**What is expected**
Omit every picture and output the rest of the records exactly as they are.

**Material to process**
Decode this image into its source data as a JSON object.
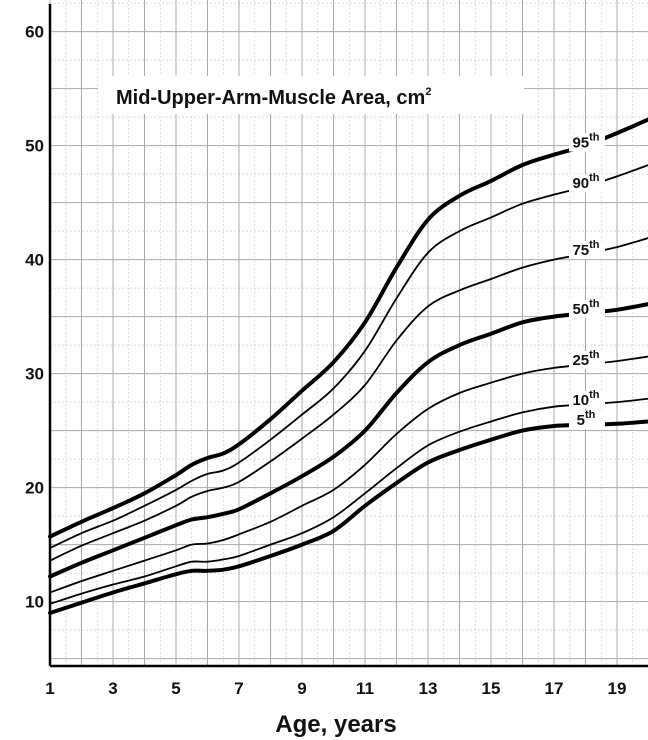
{
  "chart_data": {
    "type": "line",
    "title": "Mid-Upper-Arm-Muscle Area, cm",
    "title_superscript": "2",
    "xlabel": "Age, years",
    "ylabel": "",
    "xlim": [
      1,
      20
    ],
    "ylim": [
      4,
      64
    ],
    "x_ticks": [
      "1",
      "3",
      "5",
      "7",
      "9",
      "11",
      "13",
      "15",
      "17",
      "19"
    ],
    "y_ticks": [
      "10",
      "20",
      "30",
      "40",
      "50",
      "60"
    ],
    "grid": true,
    "x": [
      1,
      2,
      3,
      4,
      5,
      5.5,
      6,
      6.5,
      7,
      8,
      9,
      10,
      11,
      12,
      13,
      14,
      15,
      16,
      17,
      18,
      19,
      20
    ],
    "series": [
      {
        "name": "5",
        "label_sup": "th",
        "bold": true,
        "values": [
          9.0,
          9.9,
          10.8,
          11.6,
          12.4,
          12.7,
          12.7,
          12.8,
          13.1,
          14.0,
          15.0,
          16.2,
          18.4,
          20.4,
          22.2,
          23.3,
          24.2,
          25.0,
          25.4,
          25.5,
          25.6,
          25.8
        ]
      },
      {
        "name": "10",
        "label_sup": "th",
        "bold": false,
        "values": [
          9.8,
          10.7,
          11.5,
          12.2,
          13.1,
          13.5,
          13.5,
          13.7,
          14.0,
          15.0,
          16.0,
          17.4,
          19.5,
          21.7,
          23.7,
          24.9,
          25.8,
          26.6,
          27.1,
          27.3,
          27.5,
          27.8
        ]
      },
      {
        "name": "25",
        "label_sup": "th",
        "bold": false,
        "values": [
          10.8,
          11.8,
          12.7,
          13.6,
          14.5,
          15.0,
          15.1,
          15.4,
          15.9,
          17.0,
          18.4,
          19.8,
          22.0,
          24.7,
          26.9,
          28.3,
          29.2,
          30.0,
          30.5,
          30.8,
          31.1,
          31.5
        ]
      },
      {
        "name": "50",
        "label_sup": "th",
        "bold": true,
        "values": [
          12.2,
          13.4,
          14.5,
          15.6,
          16.7,
          17.2,
          17.4,
          17.7,
          18.1,
          19.5,
          21.0,
          22.7,
          25.0,
          28.3,
          31.0,
          32.5,
          33.5,
          34.5,
          35.0,
          35.3,
          35.6,
          36.1
        ]
      },
      {
        "name": "75",
        "label_sup": "th",
        "bold": false,
        "values": [
          13.6,
          14.9,
          16.0,
          17.1,
          18.4,
          19.2,
          19.7,
          20.0,
          20.5,
          22.3,
          24.3,
          26.4,
          29.0,
          32.9,
          35.9,
          37.3,
          38.3,
          39.3,
          40.0,
          40.5,
          41.1,
          41.9
        ]
      },
      {
        "name": "90",
        "label_sup": "th",
        "bold": false,
        "values": [
          14.7,
          16.0,
          17.1,
          18.4,
          19.8,
          20.6,
          21.2,
          21.5,
          22.2,
          24.2,
          26.4,
          28.7,
          32.0,
          36.6,
          40.6,
          42.5,
          43.7,
          44.9,
          45.7,
          46.4,
          47.3,
          48.3
        ]
      },
      {
        "name": "95",
        "label_sup": "th",
        "bold": true,
        "values": [
          15.7,
          17.0,
          18.2,
          19.5,
          21.1,
          22.0,
          22.6,
          23.0,
          23.8,
          26.0,
          28.5,
          31.0,
          34.5,
          39.3,
          43.5,
          45.6,
          46.9,
          48.3,
          49.2,
          50.0,
          51.1,
          52.3
        ]
      }
    ]
  }
}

**Answer to this task**
Decode this image into its source data as a JSON object.
{
  "chart_data": {
    "type": "line",
    "title": "Mid-Upper-Arm-Muscle Area, cm",
    "title_superscript": "2",
    "xlabel": "Age, years",
    "ylabel": "",
    "xlim": [
      1,
      20
    ],
    "ylim": [
      4,
      64
    ],
    "x_ticks": [
      "1",
      "3",
      "5",
      "7",
      "9",
      "11",
      "13",
      "15",
      "17",
      "19"
    ],
    "y_ticks": [
      "10",
      "20",
      "30",
      "40",
      "50",
      "60"
    ],
    "grid": true,
    "x": [
      1,
      2,
      3,
      4,
      5,
      5.5,
      6,
      6.5,
      7,
      8,
      9,
      10,
      11,
      12,
      13,
      14,
      15,
      16,
      17,
      18,
      19,
      20
    ],
    "series": [
      {
        "name": "5",
        "label_sup": "th",
        "bold": true,
        "values": [
          9.0,
          9.9,
          10.8,
          11.6,
          12.4,
          12.7,
          12.7,
          12.8,
          13.1,
          14.0,
          15.0,
          16.2,
          18.4,
          20.4,
          22.2,
          23.3,
          24.2,
          25.0,
          25.4,
          25.5,
          25.6,
          25.8
        ]
      },
      {
        "name": "10",
        "label_sup": "th",
        "bold": false,
        "values": [
          9.8,
          10.7,
          11.5,
          12.2,
          13.1,
          13.5,
          13.5,
          13.7,
          14.0,
          15.0,
          16.0,
          17.4,
          19.5,
          21.7,
          23.7,
          24.9,
          25.8,
          26.6,
          27.1,
          27.3,
          27.5,
          27.8
        ]
      },
      {
        "name": "25",
        "label_sup": "th",
        "bold": false,
        "values": [
          10.8,
          11.8,
          12.7,
          13.6,
          14.5,
          15.0,
          15.1,
          15.4,
          15.9,
          17.0,
          18.4,
          19.8,
          22.0,
          24.7,
          26.9,
          28.3,
          29.2,
          30.0,
          30.5,
          30.8,
          31.1,
          31.5
        ]
      },
      {
        "name": "50",
        "label_sup": "th",
        "bold": true,
        "values": [
          12.2,
          13.4,
          14.5,
          15.6,
          16.7,
          17.2,
          17.4,
          17.7,
          18.1,
          19.5,
          21.0,
          22.7,
          25.0,
          28.3,
          31.0,
          32.5,
          33.5,
          34.5,
          35.0,
          35.3,
          35.6,
          36.1
        ]
      },
      {
        "name": "75",
        "label_sup": "th",
        "bold": false,
        "values": [
          13.6,
          14.9,
          16.0,
          17.1,
          18.4,
          19.2,
          19.7,
          20.0,
          20.5,
          22.3,
          24.3,
          26.4,
          29.0,
          32.9,
          35.9,
          37.3,
          38.3,
          39.3,
          40.0,
          40.5,
          41.1,
          41.9
        ]
      },
      {
        "name": "90",
        "label_sup": "th",
        "bold": false,
        "values": [
          14.7,
          16.0,
          17.1,
          18.4,
          19.8,
          20.6,
          21.2,
          21.5,
          22.2,
          24.2,
          26.4,
          28.7,
          32.0,
          36.6,
          40.6,
          42.5,
          43.7,
          44.9,
          45.7,
          46.4,
          47.3,
          48.3
        ]
      },
      {
        "name": "95",
        "label_sup": "th",
        "bold": true,
        "values": [
          15.7,
          17.0,
          18.2,
          19.5,
          21.1,
          22.0,
          22.6,
          23.0,
          23.8,
          26.0,
          28.5,
          31.0,
          34.5,
          39.3,
          43.5,
          45.6,
          46.9,
          48.3,
          49.2,
          50.0,
          51.1,
          52.3
        ]
      }
    ]
  }
}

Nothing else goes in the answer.